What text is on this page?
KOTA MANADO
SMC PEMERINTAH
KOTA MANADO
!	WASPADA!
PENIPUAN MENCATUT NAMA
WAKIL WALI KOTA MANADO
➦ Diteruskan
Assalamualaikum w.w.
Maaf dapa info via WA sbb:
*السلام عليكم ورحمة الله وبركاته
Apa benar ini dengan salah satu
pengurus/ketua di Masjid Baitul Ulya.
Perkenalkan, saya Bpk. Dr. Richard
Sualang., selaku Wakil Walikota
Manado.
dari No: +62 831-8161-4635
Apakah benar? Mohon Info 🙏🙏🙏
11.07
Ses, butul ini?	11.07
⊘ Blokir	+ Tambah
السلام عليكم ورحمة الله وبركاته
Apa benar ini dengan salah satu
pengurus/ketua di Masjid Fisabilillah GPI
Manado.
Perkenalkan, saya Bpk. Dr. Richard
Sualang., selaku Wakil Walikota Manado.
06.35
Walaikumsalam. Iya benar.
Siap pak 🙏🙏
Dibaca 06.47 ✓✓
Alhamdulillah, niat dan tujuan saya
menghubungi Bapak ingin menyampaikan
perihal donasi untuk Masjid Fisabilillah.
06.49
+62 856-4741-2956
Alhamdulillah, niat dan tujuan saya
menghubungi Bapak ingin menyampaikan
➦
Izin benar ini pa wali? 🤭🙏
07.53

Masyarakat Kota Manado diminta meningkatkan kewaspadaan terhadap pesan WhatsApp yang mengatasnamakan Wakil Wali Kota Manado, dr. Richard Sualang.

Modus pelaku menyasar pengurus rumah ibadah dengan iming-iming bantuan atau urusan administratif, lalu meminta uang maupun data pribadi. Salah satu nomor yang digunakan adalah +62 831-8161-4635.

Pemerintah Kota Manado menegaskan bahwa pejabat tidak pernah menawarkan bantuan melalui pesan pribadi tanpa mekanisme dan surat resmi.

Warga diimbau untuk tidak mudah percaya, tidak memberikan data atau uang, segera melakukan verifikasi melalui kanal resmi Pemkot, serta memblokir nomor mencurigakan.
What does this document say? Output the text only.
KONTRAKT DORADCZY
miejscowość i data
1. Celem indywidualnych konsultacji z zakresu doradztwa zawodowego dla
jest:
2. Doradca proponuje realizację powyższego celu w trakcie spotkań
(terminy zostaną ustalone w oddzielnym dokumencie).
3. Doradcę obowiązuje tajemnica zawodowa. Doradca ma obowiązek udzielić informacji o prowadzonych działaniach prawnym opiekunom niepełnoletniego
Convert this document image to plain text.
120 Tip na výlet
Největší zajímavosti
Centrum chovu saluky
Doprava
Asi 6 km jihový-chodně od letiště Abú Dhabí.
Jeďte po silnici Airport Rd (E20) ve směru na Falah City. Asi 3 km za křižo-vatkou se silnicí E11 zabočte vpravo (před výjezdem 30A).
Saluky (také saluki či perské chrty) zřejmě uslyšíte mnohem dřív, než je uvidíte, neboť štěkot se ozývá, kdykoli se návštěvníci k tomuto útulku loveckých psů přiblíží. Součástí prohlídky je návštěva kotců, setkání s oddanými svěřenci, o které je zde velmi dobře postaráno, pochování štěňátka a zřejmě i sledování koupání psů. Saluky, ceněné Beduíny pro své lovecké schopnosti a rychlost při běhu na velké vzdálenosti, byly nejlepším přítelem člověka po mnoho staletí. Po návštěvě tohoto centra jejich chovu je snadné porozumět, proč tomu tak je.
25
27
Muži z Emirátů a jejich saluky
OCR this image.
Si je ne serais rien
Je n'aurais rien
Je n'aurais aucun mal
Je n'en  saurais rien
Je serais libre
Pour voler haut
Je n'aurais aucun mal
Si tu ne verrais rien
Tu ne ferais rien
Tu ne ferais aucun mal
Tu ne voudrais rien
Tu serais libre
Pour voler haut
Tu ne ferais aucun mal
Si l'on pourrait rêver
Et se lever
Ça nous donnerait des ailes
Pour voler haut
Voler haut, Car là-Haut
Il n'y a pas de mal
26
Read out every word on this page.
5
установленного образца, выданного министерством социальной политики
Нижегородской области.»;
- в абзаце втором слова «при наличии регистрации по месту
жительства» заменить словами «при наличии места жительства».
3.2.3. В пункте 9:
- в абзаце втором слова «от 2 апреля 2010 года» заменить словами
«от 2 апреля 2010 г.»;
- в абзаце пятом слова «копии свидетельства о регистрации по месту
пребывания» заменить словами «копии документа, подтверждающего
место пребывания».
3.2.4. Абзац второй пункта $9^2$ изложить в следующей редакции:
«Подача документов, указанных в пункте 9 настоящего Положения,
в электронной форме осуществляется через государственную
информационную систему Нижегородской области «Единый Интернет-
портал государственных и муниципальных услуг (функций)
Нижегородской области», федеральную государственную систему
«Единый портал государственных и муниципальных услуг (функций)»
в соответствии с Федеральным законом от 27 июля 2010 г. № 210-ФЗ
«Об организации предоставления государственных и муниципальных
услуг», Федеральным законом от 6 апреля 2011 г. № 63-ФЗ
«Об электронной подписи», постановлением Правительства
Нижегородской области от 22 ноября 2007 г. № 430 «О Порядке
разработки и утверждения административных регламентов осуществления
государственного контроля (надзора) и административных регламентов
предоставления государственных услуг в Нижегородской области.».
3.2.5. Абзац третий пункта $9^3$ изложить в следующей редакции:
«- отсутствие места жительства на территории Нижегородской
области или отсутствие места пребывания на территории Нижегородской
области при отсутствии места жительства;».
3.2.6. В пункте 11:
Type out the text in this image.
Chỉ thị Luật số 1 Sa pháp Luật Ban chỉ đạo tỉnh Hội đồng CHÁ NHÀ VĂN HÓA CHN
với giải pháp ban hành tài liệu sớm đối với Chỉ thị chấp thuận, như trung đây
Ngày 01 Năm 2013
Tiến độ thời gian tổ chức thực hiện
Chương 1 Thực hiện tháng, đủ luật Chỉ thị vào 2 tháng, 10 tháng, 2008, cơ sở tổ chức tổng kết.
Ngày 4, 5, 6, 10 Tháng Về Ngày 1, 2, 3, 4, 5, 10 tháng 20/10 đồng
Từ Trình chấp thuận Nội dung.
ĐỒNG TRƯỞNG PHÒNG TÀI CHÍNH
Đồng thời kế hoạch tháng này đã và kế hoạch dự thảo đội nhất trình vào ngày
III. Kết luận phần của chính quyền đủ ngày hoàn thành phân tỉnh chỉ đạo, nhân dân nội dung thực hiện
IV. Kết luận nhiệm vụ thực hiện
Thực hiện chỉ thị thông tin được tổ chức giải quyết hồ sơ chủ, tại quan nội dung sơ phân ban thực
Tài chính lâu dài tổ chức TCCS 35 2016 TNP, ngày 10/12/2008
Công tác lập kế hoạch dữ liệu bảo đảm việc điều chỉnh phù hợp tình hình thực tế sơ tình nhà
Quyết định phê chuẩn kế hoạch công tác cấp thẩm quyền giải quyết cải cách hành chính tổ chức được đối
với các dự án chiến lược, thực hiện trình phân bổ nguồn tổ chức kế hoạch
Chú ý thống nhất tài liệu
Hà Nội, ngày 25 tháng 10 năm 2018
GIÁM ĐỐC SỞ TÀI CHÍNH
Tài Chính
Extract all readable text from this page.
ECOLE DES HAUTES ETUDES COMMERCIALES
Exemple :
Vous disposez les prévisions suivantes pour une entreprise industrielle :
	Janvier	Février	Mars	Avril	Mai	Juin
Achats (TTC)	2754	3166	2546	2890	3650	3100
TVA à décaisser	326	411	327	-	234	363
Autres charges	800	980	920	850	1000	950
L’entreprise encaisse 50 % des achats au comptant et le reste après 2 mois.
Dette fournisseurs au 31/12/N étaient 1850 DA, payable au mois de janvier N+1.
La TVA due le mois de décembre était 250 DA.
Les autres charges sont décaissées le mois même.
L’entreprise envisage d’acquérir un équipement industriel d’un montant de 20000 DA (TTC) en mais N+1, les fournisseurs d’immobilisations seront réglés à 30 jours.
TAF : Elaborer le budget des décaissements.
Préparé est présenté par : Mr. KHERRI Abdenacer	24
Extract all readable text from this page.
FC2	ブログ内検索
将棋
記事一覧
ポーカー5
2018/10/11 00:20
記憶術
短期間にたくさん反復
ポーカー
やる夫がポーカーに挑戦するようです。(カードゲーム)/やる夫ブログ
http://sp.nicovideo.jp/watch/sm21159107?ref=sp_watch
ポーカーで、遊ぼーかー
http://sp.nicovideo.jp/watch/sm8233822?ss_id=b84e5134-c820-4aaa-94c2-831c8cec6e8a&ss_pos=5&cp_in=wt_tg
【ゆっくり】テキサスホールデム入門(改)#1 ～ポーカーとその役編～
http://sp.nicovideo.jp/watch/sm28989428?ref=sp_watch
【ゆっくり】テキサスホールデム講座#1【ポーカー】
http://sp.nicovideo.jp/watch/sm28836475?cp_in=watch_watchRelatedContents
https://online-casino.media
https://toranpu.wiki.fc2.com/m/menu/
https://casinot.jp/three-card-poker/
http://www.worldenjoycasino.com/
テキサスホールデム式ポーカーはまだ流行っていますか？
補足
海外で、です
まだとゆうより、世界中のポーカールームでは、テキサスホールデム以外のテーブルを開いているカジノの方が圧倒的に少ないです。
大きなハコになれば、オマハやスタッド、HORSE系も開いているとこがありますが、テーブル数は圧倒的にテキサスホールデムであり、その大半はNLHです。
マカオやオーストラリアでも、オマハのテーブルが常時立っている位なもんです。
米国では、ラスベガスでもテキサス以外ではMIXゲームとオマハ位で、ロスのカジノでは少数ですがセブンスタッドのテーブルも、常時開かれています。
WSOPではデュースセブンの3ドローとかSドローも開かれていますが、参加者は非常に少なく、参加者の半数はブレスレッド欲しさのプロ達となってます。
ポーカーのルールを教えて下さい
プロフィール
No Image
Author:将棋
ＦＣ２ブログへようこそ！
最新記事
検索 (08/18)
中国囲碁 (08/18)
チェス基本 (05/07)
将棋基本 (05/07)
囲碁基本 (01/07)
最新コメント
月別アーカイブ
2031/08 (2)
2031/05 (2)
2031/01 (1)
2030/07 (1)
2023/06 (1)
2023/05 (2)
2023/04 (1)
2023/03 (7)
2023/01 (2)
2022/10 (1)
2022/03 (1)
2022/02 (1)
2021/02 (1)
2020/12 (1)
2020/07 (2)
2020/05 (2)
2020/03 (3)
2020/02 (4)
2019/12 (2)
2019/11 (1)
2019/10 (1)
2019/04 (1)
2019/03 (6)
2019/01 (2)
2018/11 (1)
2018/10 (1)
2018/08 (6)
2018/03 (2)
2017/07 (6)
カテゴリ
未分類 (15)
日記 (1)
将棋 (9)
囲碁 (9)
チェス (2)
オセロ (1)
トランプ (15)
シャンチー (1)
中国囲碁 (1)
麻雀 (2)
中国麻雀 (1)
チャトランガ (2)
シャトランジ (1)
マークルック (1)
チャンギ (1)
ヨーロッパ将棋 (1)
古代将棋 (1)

-=-=-

Count the lines above that contain the word "عليكم", and give only that number.

- **ANSWER TO THE EXERCISE**: 2